------ Task material ------

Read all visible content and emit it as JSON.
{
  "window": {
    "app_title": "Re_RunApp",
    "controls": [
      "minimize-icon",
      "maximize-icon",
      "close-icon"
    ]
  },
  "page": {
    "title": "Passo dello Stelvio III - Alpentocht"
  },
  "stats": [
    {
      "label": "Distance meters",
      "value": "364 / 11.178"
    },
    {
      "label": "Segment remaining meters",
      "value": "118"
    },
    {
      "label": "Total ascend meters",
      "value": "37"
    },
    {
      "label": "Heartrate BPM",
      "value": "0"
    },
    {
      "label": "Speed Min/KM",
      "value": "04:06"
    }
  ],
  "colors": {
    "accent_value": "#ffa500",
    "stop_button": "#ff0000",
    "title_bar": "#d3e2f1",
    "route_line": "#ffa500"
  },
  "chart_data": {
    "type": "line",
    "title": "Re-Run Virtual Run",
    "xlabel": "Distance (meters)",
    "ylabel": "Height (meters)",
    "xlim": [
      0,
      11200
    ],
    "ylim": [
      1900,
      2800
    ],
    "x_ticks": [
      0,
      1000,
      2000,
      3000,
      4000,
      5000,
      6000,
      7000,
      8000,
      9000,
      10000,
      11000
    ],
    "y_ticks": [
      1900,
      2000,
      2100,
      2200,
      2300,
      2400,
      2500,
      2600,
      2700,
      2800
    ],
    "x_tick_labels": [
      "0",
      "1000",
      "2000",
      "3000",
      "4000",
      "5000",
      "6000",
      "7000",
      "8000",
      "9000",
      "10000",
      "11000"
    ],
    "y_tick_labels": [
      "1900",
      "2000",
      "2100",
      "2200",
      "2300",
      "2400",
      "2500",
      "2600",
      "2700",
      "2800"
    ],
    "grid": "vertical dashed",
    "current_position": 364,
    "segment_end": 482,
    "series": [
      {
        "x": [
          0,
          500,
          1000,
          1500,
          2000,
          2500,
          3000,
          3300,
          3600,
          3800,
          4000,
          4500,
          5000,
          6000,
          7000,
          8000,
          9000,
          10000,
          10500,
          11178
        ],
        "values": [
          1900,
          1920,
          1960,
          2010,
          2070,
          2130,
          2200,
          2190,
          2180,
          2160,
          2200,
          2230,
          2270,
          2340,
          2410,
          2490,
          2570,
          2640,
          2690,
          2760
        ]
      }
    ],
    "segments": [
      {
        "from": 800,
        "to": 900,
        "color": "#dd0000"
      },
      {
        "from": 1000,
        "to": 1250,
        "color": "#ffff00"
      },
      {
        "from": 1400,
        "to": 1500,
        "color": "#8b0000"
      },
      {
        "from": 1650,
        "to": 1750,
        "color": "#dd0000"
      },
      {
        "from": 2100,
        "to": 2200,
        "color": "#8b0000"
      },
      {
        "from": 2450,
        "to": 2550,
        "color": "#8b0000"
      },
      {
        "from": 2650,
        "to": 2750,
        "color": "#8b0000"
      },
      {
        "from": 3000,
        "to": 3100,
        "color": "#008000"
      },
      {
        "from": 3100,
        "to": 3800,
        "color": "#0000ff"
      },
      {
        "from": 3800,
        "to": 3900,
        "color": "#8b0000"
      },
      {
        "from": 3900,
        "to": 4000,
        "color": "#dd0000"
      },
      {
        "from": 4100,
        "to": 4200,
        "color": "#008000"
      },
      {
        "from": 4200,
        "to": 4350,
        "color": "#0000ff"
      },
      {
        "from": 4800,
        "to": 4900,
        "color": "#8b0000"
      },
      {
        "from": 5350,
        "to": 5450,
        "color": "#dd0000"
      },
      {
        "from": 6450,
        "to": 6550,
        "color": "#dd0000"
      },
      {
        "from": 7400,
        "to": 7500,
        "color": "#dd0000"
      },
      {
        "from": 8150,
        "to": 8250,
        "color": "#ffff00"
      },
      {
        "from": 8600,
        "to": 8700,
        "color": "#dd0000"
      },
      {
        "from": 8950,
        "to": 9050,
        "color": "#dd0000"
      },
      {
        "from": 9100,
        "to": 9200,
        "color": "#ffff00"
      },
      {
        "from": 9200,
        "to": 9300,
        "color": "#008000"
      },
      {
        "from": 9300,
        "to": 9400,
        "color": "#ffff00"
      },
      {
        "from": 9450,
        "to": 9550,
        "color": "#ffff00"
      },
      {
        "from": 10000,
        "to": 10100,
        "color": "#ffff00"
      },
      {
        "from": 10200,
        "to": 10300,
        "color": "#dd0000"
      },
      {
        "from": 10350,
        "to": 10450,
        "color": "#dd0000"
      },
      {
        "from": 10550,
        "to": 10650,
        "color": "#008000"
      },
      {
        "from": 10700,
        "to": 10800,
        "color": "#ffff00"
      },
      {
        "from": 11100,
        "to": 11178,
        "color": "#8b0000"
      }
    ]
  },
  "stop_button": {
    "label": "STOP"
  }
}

------

Aim: The string "icon" may appear in lines of the listing above; tally those lines and give the number only.

Answer to this problem: 3